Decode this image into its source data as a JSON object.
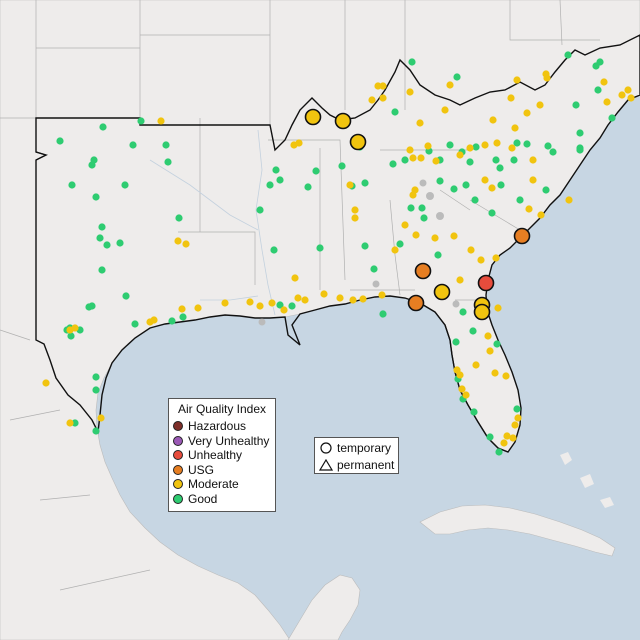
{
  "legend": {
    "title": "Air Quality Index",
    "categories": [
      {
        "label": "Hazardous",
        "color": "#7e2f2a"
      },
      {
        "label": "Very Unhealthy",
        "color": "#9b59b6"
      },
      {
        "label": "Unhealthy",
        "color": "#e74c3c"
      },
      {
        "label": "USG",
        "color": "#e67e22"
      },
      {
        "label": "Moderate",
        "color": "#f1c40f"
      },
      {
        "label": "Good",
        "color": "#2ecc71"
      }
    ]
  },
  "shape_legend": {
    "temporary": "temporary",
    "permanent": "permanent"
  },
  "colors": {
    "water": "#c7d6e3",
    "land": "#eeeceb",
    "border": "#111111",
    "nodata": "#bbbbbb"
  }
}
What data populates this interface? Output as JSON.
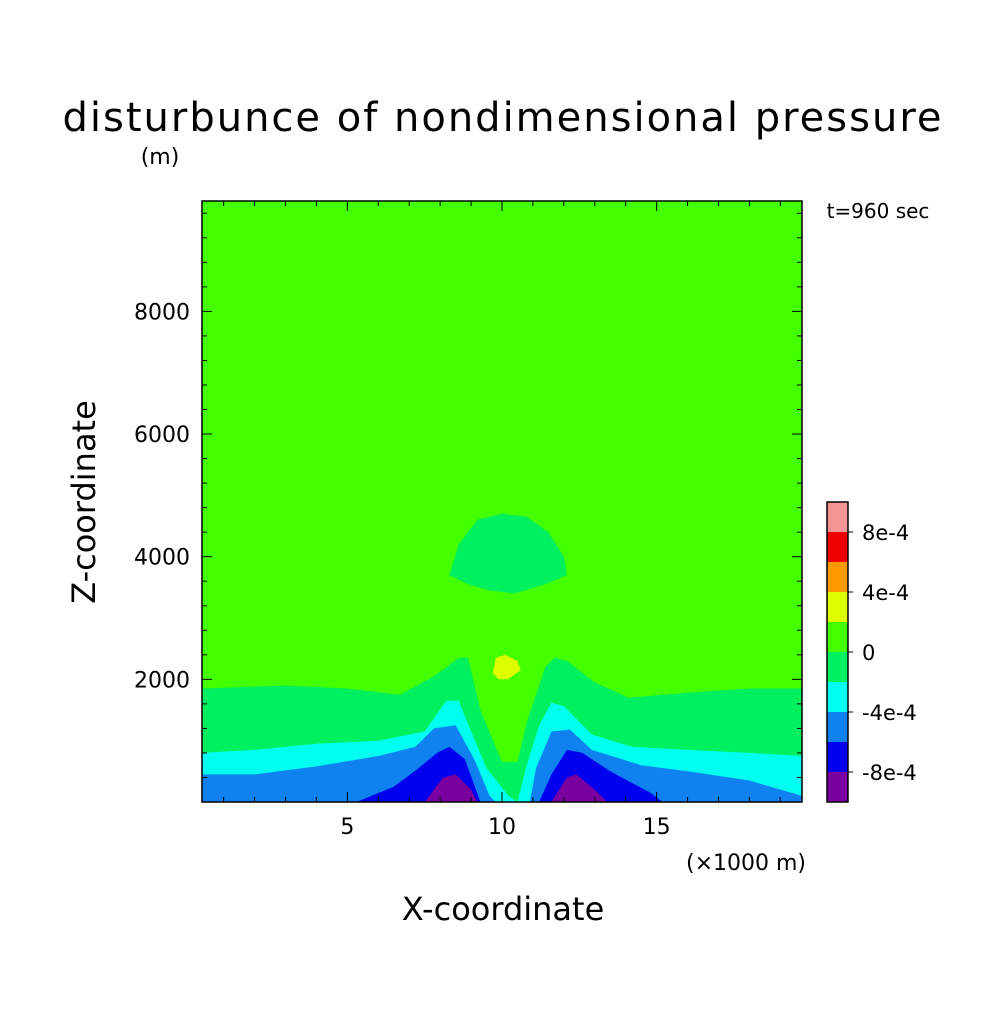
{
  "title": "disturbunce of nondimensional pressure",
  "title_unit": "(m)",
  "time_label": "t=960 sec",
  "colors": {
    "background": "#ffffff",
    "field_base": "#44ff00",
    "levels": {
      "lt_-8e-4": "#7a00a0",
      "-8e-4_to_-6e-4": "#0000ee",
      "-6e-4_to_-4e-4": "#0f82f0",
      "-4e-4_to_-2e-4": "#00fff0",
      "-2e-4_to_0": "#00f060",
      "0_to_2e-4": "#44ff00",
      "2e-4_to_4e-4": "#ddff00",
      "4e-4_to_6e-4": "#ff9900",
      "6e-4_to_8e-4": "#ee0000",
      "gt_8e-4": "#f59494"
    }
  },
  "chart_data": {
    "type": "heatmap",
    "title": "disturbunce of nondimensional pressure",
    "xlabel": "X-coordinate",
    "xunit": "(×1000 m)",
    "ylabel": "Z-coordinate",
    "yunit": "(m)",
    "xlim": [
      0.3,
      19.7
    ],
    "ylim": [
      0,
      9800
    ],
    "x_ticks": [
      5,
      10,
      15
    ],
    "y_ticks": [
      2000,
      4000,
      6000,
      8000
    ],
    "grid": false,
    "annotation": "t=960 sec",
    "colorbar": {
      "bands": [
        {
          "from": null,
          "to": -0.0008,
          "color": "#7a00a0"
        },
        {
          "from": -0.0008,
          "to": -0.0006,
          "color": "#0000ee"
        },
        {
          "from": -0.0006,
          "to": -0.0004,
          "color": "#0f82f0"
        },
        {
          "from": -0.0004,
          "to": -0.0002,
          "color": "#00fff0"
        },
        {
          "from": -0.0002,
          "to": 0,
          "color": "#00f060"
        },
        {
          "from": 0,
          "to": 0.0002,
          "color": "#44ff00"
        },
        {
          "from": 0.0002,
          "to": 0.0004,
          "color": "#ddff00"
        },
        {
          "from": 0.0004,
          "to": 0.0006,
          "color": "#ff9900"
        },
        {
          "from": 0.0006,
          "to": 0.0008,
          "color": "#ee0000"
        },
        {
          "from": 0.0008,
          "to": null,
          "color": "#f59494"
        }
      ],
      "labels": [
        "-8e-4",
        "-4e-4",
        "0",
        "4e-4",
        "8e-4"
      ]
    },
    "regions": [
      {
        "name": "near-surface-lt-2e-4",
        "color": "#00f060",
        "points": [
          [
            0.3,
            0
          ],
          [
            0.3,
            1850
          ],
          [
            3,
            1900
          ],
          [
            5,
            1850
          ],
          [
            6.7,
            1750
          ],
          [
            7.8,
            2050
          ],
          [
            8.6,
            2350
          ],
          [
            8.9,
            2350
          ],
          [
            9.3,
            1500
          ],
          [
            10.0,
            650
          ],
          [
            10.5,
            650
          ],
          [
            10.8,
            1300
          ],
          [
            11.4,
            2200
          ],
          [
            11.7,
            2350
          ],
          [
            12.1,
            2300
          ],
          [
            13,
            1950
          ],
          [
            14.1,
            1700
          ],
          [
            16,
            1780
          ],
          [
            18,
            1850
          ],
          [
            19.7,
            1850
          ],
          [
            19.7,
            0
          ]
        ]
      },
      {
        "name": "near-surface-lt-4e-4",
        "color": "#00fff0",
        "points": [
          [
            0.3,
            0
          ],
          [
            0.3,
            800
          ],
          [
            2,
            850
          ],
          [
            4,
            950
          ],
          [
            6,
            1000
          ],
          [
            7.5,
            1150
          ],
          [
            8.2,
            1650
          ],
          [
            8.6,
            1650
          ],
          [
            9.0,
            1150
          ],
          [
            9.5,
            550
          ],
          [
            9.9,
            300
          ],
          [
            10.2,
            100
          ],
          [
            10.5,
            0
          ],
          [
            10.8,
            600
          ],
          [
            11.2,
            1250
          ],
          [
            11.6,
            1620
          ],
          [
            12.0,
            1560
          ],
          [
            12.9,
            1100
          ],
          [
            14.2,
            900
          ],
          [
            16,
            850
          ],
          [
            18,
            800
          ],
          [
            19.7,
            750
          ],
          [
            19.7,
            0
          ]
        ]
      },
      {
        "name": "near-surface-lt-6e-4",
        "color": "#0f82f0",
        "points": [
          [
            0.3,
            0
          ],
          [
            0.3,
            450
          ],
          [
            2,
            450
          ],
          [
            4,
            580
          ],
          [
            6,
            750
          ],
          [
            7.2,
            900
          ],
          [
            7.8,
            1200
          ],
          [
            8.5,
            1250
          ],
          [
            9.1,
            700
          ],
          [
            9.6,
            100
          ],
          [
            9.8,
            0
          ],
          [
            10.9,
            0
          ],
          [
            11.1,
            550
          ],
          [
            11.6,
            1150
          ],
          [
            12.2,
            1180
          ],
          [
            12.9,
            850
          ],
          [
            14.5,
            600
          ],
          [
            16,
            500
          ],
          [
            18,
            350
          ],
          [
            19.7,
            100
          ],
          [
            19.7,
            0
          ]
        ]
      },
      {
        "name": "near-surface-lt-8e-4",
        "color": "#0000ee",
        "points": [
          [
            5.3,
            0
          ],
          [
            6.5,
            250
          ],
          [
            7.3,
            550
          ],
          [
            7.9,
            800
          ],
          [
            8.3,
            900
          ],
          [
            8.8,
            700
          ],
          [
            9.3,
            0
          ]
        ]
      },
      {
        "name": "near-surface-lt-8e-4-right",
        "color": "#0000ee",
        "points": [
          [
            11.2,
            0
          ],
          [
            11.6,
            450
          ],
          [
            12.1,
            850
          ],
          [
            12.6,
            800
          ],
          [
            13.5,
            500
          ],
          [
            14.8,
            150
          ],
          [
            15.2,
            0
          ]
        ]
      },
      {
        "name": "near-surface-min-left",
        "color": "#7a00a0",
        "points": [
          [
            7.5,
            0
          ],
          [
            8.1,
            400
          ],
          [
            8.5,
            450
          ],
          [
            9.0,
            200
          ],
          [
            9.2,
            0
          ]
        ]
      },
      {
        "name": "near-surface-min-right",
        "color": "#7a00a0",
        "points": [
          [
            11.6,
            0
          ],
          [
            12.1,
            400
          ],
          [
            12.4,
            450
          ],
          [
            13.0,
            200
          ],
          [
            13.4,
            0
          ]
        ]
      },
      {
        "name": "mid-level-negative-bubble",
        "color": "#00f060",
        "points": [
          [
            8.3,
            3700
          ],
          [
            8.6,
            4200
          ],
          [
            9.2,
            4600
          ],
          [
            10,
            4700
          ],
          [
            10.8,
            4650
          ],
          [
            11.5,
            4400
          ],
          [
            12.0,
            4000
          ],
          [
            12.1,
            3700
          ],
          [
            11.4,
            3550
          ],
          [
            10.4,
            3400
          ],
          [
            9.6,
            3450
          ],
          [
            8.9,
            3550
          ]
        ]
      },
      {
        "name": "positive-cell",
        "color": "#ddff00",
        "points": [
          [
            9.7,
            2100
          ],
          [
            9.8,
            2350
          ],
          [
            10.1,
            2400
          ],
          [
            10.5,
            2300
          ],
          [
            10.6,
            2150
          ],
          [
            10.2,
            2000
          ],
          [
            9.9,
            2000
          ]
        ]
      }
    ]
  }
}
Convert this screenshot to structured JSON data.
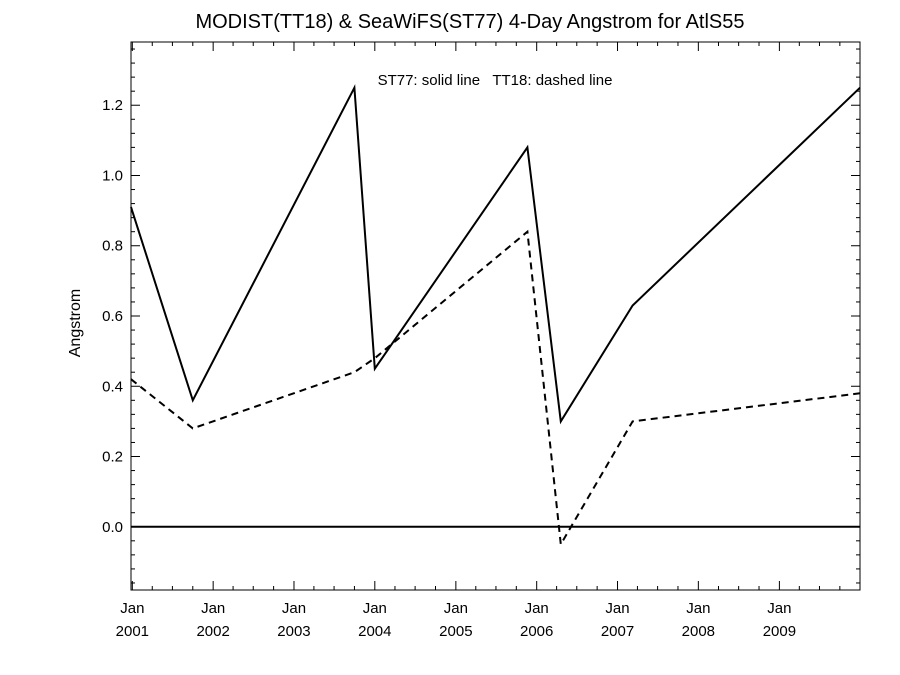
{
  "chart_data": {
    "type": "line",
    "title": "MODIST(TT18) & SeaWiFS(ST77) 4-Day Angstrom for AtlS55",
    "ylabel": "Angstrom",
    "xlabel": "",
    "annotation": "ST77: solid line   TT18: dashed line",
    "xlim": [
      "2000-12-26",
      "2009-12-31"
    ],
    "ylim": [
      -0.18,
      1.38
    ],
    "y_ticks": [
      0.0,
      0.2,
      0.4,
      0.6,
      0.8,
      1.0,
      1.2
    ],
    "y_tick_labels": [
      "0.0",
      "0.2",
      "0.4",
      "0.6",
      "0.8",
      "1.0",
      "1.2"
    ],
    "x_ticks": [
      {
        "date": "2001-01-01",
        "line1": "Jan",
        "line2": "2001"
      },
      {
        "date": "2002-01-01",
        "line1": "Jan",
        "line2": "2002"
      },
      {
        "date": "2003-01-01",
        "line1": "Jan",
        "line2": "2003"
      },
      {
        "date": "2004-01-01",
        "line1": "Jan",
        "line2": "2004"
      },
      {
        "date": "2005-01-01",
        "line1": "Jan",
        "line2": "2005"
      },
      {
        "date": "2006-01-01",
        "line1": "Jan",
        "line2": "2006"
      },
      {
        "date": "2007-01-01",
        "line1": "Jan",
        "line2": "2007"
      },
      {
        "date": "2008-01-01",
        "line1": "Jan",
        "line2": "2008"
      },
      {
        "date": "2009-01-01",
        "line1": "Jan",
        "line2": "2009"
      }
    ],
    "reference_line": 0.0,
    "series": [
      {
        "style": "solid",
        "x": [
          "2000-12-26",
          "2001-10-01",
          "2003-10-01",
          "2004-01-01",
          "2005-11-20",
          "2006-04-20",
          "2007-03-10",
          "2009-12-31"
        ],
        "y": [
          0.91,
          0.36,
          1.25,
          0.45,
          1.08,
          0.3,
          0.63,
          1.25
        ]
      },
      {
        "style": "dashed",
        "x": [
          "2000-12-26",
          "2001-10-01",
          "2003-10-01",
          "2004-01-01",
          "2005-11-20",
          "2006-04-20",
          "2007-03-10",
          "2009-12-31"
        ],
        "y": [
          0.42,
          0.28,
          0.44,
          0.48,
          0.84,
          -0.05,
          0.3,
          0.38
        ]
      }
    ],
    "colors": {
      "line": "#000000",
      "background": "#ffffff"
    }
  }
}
_ _ _ _ _ _ _
*REQUIRED WORK:*
Go through the data above and find the lines with the word "coordinate". Copy each of those lines.

*TASK RESPONSE:*
    "xlabel": "X-coordinate",
    "ylabel": "Z-coordinate",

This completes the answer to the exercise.